PROBLEM TO SOLVE - Copy each line exactly. Drop every picture.

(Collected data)
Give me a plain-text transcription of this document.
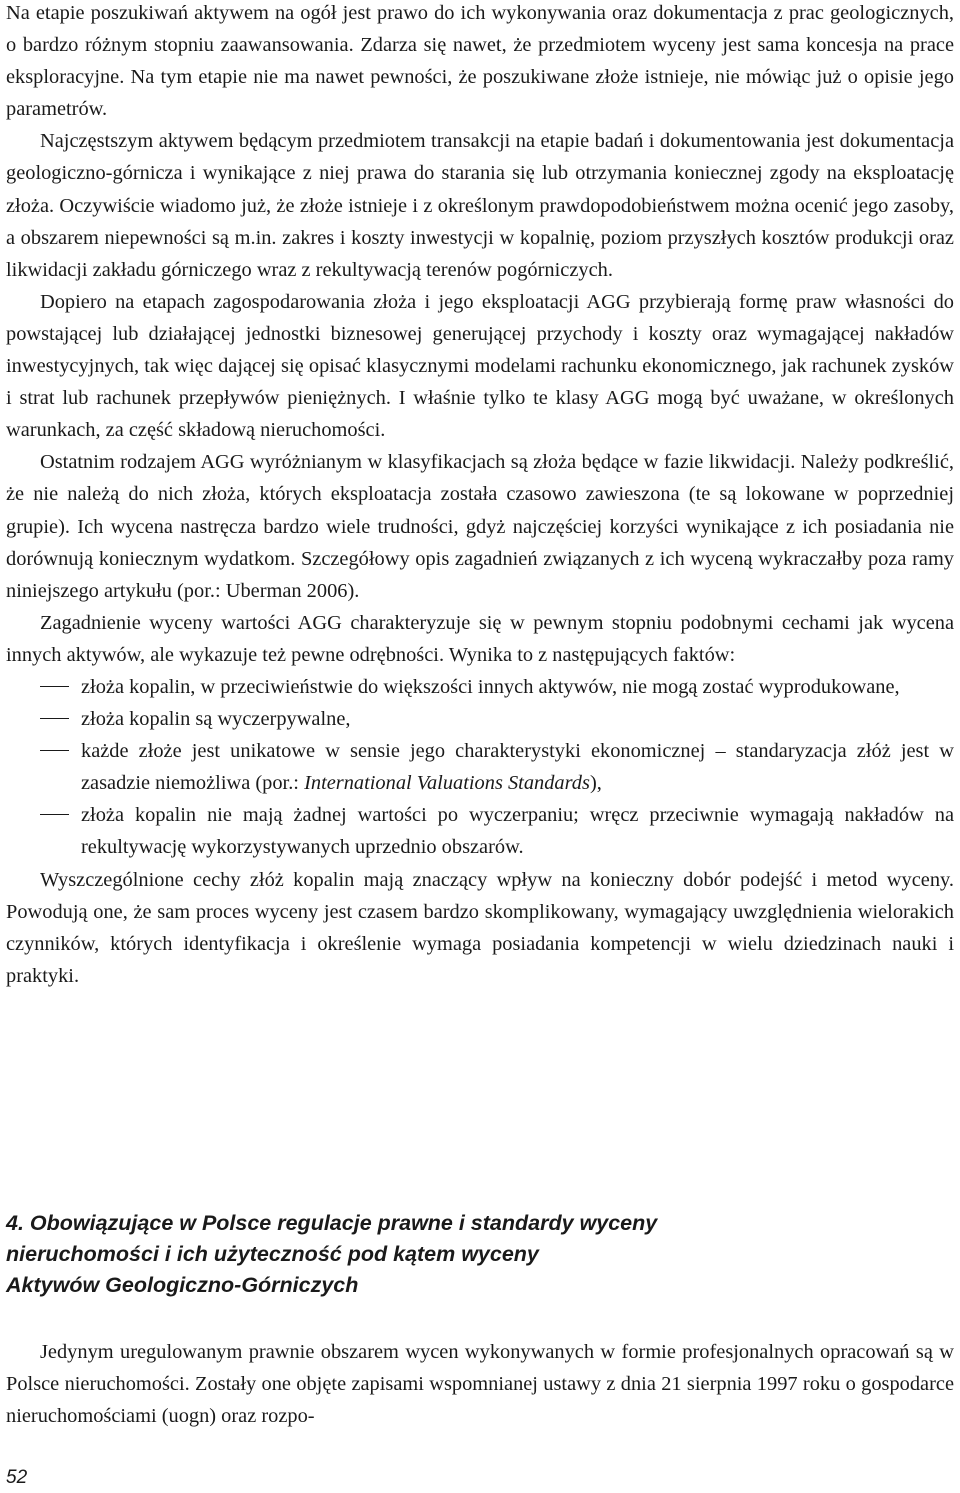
Na etapie poszukiwań aktywem na ogół jest prawo do ich wykonywania oraz dokumentacja z prac geologicznych, o bardzo różnym stopniu zaawansowania. Zdarza się nawet, że przedmiotem wyceny jest sama koncesja na prace eksploracyjne. Na tym etapie nie ma nawet pewności, że poszukiwane złoże istnieje, nie mówiąc już o opisie jego parametrów.

Najczęstszym aktywem będącym przedmiotem transakcji na etapie badań i dokumentowania jest dokumentacja geologiczno-górnicza i wynikające z niej prawa do starania się lub otrzymania koniecznej zgody na eksploatację złoża. Oczywiście wiadomo już, że złoże istnieje i z określonym prawdopodobieństwem można ocenić jego zasoby, a obszarem niepewności są m.in. zakres i koszty inwestycji w kopalnię, poziom przyszłych kosztów produkcji oraz likwidacji zakładu górniczego wraz z rekultywacją terenów pogórniczych.

Dopiero na etapach zagospodarowania złoża i jego eksploatacji AGG przybierają formę praw własności do powstającej lub działającej jednostki biznesowej generującej przychody i koszty oraz wymagającej nakładów inwestycyjnych, tak więc dającej się opisać klasycznymi modelami rachunku ekonomicznego, jak rachunek zysków i strat lub rachunek przepływów pieniężnych. I właśnie tylko te klasy AGG mogą być uważane, w określonych warunkach, za część składową nieruchomości.

Ostatnim rodzajem AGG wyróżnianym w klasyfikacjach są złoża będące w fazie likwidacji. Należy podkreślić, że nie należą do nich złoża, których eksploatacja została czasowo zawieszona (te są lokowane w poprzedniej grupie). Ich wycena nastręcza bardzo wiele trudności, gdyż najczęściej korzyści wynikające z ich posiadania nie dorównują koniecznym wydatkom. Szczegółowy opis zagadnień związanych z ich wyceną wykraczałby poza ramy niniejszego artykułu (por.: Uberman 2006).

Zagadnienie wyceny wartości AGG charakteryzuje się w pewnym stopniu podobnymi cechami jak wycena innych aktywów, ale wykazuje też pewne odrębności. Wynika to z następujących faktów:

złoża kopalin, w przeciwieństwie do większości innych aktywów, nie mogą zostać wyprodukowane,
złoża kopalin są wyczerpywalne,
każde złoże jest unikatowe w sensie jego charakterystyki ekonomicznej – standaryzacja złóż jest w zasadzie niemożliwa (por.: International Valuations Standards),
złoża kopalin nie mają żadnej wartości po wyczerpaniu; wręcz przeciwnie wymagają nakładów na rekultywację wykorzystywanych uprzednio obszarów.

Wyszczególnione cechy złóż kopalin mają znaczący wpływ na konieczny dobór podejść i metod wyceny. Powodują one, że sam proces wyceny jest czasem bardzo skomplikowany, wymagający uwzględnienia wielorakich czynników, których identyfikacja i określenie wymaga posiadania kompetencji w wielu dziedzinach nauki i praktyki.

4. Obowiązujące w Polsce regulacje prawne i standardy wyceny
nieruchomości i ich użyteczność pod kątem wyceny
Aktywów Geologiczno-Górniczych

Jedynym uregulowanym prawnie obszarem wycen wykonywanych w formie profesjonalnych opracowań są w Polsce nieruchomości. Zostały one objęte zapisami wspomnianej ustawy z dnia 21 sierpnia 1997 roku o gospodarce nieruchomościami (uogn) oraz rozpo-

52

RESPONSE -
Give me a plain-text transcription of this document.
Na etapie poszukiwań aktywem na ogół jest prawo do ich wykonywania oraz dokumentacja z prac geologicznych, o bardzo różnym stopniu zaawansowania. Zdarza się nawet, że przedmiotem wyceny jest sama koncesja na prace eksploracyjne. Na tym etapie nie ma nawet pewności, że poszukiwane złoże istnieje, nie mówiąc już o opisie jego parametrów.

Najczęstszym aktywem będącym przedmiotem transakcji na etapie badań i dokumentowania jest dokumentacja geologiczno-górnicza i wynikające z niej prawa do starania się lub otrzymania koniecznej zgody na eksploatację złoża. Oczywiście wiadomo już, że złoże istnieje i z określonym prawdopodobieństwem można ocenić jego zasoby, a obszarem niepewności są m.in. zakres i koszty inwestycji w kopalnię, poziom przyszłych kosztów produkcji oraz likwidacji zakładu górniczego wraz z rekultywacją terenów pogórniczych.

Dopiero na etapach zagospodarowania złoża i jego eksploatacji AGG przybierają formę praw własności do powstającej lub działającej jednostki biznesowej generującej przychody i koszty oraz wymagającej nakładów inwestycyjnych, tak więc dającej się opisać klasycznymi modelami rachunku ekonomicznego, jak rachunek zysków i strat lub rachunek przepływów pieniężnych. I właśnie tylko te klasy AGG mogą być uważane, w określonych warunkach, za część składową nieruchomości.

Ostatnim rodzajem AGG wyróżnianym w klasyfikacjach są złoża będące w fazie likwidacji. Należy podkreślić, że nie należą do nich złoża, których eksploatacja została czasowo zawieszona (te są lokowane w poprzedniej grupie). Ich wycena nastręcza bardzo wiele trudności, gdyż najczęściej korzyści wynikające z ich posiadania nie dorównują koniecznym wydatkom. Szczegółowy opis zagadnień związanych z ich wyceną wykraczałby poza ramy niniejszego artykułu (por.: Uberman 2006).

Zagadnienie wyceny wartości AGG charakteryzuje się w pewnym stopniu podobnymi cechami jak wycena innych aktywów, ale wykazuje też pewne odrębności. Wynika to z następujących faktów:

złoża kopalin, w przeciwieństwie do większości innych aktywów, nie mogą zostać wyprodukowane,
złoża kopalin są wyczerpywalne,
każde złoże jest unikatowe w sensie jego charakterystyki ekonomicznej – standaryzacja złóż jest w zasadzie niemożliwa (por.: International Valuations Standards),
złoża kopalin nie mają żadnej wartości po wyczerpaniu; wręcz przeciwnie wymagają nakładów na rekultywację wykorzystywanych uprzednio obszarów.

Wyszczególnione cechy złóż kopalin mają znaczący wpływ na konieczny dobór podejść i metod wyceny. Powodują one, że sam proces wyceny jest czasem bardzo skomplikowany, wymagający uwzględnienia wielorakich czynników, których identyfikacja i określenie wymaga posiadania kompetencji w wielu dziedzinach nauki i praktyki.

4. Obowiązujące w Polsce regulacje prawne i standardy wyceny
nieruchomości i ich użyteczność pod kątem wyceny
Aktywów Geologiczno-Górniczych

Jedynym uregulowanym prawnie obszarem wycen wykonywanych w formie profesjonalnych opracowań są w Polsce nieruchomości. Zostały one objęte zapisami wspomnianej ustawy z dnia 21 sierpnia 1997 roku o gospodarce nieruchomościami (uogn) oraz rozpo-

52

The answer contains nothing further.